## READING TEXT:
- Born: 2012/2013
- Years active: 2021–present

= Phoenix Laroche =

Phoenix Laroche (born 2012/2013) is an English actor. For his performance in the film The Velveteen Rabbit (2023), he won a Children's and Family Emmy Award. His films since include The Magic Faraway Tree (2026). On television, he appeared in the Amazon Prime series Malice (2025).

==Early life==
Laroche is the elder son of filmmaker Mat Laroche and magazine picture editor Zoe Gahan. He spent the first two years of his life on a houseboat in Kensal Rise before his family moved into a house in Cricklewood, North West London. In 2020, the family relocated to Sedgemoor, Somerset. Laroche attended Hazlegrove Preparatory School.

==Career==
Laroche made his television debut in a 2021 episode of the Apple TV+ series Trying. He then appeared in the Hallmark Channel films The Royal Nanny and Joyeux Noel in 2022 and 2023 respectively.

## DATA ROWS:

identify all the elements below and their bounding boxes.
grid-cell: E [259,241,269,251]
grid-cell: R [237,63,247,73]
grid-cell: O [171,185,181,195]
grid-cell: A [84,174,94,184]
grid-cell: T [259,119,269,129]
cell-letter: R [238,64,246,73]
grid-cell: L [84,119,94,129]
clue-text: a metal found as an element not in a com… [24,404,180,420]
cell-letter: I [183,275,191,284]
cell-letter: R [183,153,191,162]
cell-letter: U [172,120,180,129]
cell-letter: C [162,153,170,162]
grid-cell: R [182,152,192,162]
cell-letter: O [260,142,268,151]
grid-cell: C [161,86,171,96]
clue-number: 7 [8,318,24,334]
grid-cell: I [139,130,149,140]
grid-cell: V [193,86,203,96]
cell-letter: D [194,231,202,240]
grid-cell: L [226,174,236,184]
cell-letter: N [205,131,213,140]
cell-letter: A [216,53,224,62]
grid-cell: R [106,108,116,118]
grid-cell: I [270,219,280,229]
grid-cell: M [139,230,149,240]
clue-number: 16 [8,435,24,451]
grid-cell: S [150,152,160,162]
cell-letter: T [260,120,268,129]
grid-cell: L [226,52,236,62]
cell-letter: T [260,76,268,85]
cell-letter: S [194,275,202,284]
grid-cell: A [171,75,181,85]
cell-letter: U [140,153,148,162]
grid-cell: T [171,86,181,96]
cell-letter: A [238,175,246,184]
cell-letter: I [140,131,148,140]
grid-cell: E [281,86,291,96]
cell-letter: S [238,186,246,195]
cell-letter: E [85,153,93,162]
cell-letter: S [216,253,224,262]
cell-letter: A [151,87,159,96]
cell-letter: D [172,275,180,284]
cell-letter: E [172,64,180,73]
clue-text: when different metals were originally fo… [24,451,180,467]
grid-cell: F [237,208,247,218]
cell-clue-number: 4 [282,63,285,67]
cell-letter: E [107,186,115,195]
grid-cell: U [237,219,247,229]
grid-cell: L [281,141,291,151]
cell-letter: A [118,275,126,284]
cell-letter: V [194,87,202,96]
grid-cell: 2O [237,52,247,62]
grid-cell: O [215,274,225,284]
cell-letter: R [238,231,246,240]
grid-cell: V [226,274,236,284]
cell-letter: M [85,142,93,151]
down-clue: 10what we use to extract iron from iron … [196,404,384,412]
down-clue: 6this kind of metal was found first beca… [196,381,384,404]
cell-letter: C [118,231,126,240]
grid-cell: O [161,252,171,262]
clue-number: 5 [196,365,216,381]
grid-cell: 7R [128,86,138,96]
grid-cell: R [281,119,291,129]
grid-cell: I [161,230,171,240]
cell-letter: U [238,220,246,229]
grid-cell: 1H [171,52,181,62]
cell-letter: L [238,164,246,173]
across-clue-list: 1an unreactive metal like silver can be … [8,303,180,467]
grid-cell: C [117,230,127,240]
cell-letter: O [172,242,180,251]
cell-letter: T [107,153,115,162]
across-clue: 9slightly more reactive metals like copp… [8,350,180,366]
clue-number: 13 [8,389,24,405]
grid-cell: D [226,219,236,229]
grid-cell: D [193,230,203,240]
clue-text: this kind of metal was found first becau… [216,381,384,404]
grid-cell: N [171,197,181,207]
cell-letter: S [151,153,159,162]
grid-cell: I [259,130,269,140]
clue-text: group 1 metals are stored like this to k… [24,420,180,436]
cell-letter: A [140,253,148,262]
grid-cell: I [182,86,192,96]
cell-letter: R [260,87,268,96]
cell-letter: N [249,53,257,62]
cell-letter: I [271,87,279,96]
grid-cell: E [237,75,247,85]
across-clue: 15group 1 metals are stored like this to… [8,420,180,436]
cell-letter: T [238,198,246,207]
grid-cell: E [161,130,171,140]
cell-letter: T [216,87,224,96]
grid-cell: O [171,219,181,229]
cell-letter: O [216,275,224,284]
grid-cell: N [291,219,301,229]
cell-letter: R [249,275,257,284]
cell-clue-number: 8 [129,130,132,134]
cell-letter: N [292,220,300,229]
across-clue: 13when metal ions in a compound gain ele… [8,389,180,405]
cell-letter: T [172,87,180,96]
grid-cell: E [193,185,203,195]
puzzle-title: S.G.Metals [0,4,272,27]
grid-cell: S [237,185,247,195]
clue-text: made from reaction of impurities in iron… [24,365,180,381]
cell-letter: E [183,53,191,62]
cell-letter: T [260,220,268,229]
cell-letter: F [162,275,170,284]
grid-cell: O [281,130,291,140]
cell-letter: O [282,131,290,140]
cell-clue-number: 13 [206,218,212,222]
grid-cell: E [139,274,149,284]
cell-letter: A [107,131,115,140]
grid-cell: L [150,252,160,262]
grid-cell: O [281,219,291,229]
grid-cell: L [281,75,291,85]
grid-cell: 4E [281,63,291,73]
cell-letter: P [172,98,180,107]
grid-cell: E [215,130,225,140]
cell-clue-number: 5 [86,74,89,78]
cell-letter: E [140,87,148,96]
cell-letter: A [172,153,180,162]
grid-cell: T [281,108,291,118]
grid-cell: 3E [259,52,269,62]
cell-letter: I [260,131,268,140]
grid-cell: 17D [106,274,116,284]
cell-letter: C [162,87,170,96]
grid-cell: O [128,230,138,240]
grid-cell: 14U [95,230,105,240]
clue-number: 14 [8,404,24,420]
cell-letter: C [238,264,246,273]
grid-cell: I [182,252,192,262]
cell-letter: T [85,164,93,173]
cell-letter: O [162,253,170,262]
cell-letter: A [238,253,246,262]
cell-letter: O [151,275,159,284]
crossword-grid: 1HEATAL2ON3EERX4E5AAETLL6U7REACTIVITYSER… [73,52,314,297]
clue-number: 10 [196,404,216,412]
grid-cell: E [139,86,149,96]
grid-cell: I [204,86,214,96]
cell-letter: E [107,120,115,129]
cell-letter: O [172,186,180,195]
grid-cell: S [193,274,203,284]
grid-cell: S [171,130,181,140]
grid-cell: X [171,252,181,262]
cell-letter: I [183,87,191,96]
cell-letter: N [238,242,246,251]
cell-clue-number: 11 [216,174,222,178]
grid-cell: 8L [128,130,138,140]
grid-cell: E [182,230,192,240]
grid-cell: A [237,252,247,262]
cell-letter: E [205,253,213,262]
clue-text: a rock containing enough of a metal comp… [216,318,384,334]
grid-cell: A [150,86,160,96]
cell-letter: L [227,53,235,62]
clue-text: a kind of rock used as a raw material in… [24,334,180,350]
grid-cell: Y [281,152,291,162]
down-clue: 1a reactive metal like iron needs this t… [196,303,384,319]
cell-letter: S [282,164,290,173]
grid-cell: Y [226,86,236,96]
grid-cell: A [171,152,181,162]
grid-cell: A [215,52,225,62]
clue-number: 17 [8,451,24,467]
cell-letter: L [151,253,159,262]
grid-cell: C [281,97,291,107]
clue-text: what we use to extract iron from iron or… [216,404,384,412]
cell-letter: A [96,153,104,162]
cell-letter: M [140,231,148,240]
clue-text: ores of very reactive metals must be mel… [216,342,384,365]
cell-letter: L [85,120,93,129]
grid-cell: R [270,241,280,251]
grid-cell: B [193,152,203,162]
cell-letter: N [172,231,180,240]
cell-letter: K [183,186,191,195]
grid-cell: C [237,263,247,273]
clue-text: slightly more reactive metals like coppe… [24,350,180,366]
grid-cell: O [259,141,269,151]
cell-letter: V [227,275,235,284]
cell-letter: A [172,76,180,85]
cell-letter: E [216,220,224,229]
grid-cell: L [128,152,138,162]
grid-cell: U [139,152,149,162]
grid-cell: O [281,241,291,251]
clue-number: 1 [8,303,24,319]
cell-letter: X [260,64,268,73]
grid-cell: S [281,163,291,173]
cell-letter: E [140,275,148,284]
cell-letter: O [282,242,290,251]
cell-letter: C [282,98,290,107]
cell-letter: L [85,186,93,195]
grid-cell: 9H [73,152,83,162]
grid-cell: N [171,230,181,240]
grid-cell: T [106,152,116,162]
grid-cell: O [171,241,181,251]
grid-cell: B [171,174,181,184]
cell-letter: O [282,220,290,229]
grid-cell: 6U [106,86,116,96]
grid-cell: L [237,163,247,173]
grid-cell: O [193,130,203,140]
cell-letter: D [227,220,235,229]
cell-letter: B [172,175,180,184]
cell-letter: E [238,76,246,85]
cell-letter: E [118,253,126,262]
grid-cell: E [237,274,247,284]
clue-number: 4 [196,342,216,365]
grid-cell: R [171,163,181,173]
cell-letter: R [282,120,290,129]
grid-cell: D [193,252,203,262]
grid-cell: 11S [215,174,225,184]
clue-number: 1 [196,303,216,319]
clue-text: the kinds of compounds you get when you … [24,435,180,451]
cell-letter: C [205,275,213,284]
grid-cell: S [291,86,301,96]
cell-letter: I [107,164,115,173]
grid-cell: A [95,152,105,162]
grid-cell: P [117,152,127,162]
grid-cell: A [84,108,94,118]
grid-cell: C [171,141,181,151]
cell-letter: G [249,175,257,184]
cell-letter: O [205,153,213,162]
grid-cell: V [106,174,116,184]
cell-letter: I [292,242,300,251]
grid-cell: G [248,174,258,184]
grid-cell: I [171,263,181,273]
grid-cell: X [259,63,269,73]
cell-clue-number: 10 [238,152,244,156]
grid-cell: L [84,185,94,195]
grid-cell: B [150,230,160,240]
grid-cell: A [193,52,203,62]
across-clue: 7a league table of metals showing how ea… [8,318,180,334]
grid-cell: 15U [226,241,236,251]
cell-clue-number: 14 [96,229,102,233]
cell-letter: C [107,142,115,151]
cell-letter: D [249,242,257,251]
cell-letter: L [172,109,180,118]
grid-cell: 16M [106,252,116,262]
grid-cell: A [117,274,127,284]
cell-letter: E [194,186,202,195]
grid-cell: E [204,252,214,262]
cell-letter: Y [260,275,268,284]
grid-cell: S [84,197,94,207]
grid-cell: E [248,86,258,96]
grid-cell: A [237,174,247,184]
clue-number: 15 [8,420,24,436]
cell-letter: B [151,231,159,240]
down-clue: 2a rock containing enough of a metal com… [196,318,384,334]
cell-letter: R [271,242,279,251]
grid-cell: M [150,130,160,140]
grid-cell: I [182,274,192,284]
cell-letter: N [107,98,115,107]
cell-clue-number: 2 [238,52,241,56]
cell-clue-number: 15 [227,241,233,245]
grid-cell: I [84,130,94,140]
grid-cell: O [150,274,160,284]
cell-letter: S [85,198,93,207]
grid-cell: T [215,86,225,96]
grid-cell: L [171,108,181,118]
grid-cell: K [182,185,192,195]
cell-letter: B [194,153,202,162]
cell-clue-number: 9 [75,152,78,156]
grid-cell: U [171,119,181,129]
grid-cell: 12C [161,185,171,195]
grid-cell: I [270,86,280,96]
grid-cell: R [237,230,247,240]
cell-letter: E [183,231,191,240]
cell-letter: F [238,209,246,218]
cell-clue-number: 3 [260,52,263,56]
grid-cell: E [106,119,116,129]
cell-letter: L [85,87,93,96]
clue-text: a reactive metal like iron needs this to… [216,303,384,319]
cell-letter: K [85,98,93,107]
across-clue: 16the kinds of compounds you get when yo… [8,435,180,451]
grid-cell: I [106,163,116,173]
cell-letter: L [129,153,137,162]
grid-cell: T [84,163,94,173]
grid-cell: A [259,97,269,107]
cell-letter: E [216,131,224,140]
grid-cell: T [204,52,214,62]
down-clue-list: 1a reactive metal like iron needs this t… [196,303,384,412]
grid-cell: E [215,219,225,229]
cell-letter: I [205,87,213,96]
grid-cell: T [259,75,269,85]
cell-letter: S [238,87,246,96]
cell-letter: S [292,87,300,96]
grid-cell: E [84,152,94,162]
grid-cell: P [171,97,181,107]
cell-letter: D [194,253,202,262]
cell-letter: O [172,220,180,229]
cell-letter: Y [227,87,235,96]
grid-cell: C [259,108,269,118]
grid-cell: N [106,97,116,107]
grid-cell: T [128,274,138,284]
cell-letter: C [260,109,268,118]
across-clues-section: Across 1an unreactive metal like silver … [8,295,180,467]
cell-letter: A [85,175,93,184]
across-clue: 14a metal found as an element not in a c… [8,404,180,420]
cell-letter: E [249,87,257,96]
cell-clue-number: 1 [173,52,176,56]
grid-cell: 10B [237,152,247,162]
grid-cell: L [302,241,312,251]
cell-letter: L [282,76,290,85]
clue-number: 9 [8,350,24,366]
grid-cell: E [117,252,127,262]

## TASK REQUIREMENTS:
[1] Summarize the text about Phoenix Laroche in two sentences.
[2] According to the text about Phoenix Laroche, which school did he attend?
[3] Copy a passage from the text about Phoenix Laroche word for word, beginning at the words "- Born: 2012/2013" and stopping after "series Malice (2025).".
The rows come from a separate source that has nothing to do with the text.

## RESULTS FOR EACH TASK:
[1] Phoenix Laroche is an English actor who won a Children's and Family Emmy Award for The Velveteen Rabbit (2023) and has since appeared in The Magic Faraway Tree and the Amazon Prime series Malice. The elder son of filmmaker Mat Laroche and picture editor Zoe Gahan, he grew up in London before moving to Somerset in 2020, and he made his television debut in a 2021 episode of Trying.

[2] Hazlegrove Preparatory School.

[3]
- Born: 2012/2013
- Years active: 2021–present

= Phoenix Laroche =

Phoenix Laroche (born 2012/2013) is an English actor. For his performance in the film The Velveteen Rabbit (2023), he won a Children's and Family Emmy Award. His films since include The Magic Faraway Tree (2026). On television, he appeared in the Amazon Prime series Malice (2025).